§ Given problem
Transcribe every line of the listing below without any deviation.

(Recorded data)
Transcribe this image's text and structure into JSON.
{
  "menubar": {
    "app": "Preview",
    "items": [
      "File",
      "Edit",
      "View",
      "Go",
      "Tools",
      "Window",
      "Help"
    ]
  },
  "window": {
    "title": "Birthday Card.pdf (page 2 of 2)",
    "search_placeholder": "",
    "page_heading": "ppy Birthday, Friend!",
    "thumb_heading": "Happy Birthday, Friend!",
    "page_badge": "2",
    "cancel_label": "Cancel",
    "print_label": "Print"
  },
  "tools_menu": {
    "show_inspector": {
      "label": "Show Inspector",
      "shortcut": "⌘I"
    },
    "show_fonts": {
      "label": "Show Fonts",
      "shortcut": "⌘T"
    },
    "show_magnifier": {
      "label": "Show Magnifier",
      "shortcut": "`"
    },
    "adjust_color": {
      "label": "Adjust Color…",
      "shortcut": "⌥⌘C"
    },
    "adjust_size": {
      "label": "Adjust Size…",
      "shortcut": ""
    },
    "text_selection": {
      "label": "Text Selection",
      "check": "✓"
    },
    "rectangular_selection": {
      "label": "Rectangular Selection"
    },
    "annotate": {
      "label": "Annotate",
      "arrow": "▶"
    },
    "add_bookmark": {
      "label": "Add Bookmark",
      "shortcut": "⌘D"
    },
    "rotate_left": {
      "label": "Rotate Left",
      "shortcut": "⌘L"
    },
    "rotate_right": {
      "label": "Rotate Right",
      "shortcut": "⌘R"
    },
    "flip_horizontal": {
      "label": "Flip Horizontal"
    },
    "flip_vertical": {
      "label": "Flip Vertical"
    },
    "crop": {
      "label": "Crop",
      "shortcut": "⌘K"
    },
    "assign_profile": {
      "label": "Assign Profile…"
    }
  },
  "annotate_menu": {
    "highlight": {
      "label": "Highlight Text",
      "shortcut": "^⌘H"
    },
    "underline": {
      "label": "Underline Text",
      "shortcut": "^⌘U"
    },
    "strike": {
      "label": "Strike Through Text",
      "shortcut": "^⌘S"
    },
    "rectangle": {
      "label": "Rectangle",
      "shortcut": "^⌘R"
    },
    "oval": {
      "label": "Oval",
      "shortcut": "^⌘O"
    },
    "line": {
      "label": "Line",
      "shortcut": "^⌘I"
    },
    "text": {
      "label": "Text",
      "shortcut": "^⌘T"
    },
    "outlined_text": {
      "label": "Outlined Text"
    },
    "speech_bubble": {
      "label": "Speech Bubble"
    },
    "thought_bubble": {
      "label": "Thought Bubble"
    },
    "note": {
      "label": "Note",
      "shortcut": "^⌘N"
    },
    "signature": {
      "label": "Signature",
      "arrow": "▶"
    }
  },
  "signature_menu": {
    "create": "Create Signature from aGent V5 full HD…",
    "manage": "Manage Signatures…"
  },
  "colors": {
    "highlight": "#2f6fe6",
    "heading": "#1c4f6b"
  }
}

§ Worked answer
Transcribe this image's text and structure into JSON.
{
  "menubar": {
    "app": "Preview",
    "items": [
      "File",
      "Edit",
      "View",
      "Go",
      "Tools",
      "Window",
      "Help"
    ]
  },
  "window": {
    "title": "Birthday Card.pdf (page 2 of 2)",
    "search_placeholder": "",
    "page_heading": "ppy Birthday, Friend!",
    "thumb_heading": "Happy Birthday, Friend!",
    "page_badge": "2",
    "cancel_label": "Cancel",
    "print_label": "Print"
  },
  "tools_menu": {
    "show_inspector": {
      "label": "Show Inspector",
      "shortcut": "⌘I"
    },
    "show_fonts": {
      "label": "Show Fonts",
      "shortcut": "⌘T"
    },
    "show_magnifier": {
      "label": "Show Magnifier",
      "shortcut": "`"
    },
    "adjust_color": {
      "label": "Adjust Color…",
      "shortcut": "⌥⌘C"
    },
    "adjust_size": {
      "label": "Adjust Size…",
      "shortcut": ""
    },
    "text_selection": {
      "label": "Text Selection",
      "check": "✓"
    },
    "rectangular_selection": {
      "label": "Rectangular Selection"
    },
    "annotate": {
      "label": "Annotate",
      "arrow": "▶"
    },
    "add_bookmark": {
      "label": "Add Bookmark",
      "shortcut": "⌘D"
    },
    "rotate_left": {
      "label": "Rotate Left",
      "shortcut": "⌘L"
    },
    "rotate_right": {
      "label": "Rotate Right",
      "shortcut": "⌘R"
    },
    "flip_horizontal": {
      "label": "Flip Horizontal"
    },
    "flip_vertical": {
      "label": "Flip Vertical"
    },
    "crop": {
      "label": "Crop",
      "shortcut": "⌘K"
    },
    "assign_profile": {
      "label": "Assign Profile…"
    }
  },
  "annotate_menu": {
    "highlight": {
      "label": "Highlight Text",
      "shortcut": "^⌘H"
    },
    "underline": {
      "label": "Underline Text",
      "shortcut": "^⌘U"
    },
    "strike": {
      "label": "Strike Through Text",
      "shortcut": "^⌘S"
    },
    "rectangle": {
      "label": "Rectangle",
      "shortcut": "^⌘R"
    },
    "oval": {
      "label": "Oval",
      "shortcut": "^⌘O"
    },
    "line": {
      "label": "Line",
      "shortcut": "^⌘I"
    },
    "text": {
      "label": "Text",
      "shortcut": "^⌘T"
    },
    "outlined_text": {
      "label": "Outlined Text"
    },
    "speech_bubble": {
      "label": "Speech Bubble"
    },
    "thought_bubble": {
      "label": "Thought Bubble"
    },
    "note": {
      "label": "Note",
      "shortcut": "^⌘N"
    },
    "signature": {
      "label": "Signature",
      "arrow": "▶"
    }
  },
  "signature_menu": {
    "create": "Create Signature from aGent V5 full HD…",
    "manage": "Manage Signatures…"
  },
  "colors": {
    "highlight": "#2f6fe6",
    "heading": "#1c4f6b"
  }
}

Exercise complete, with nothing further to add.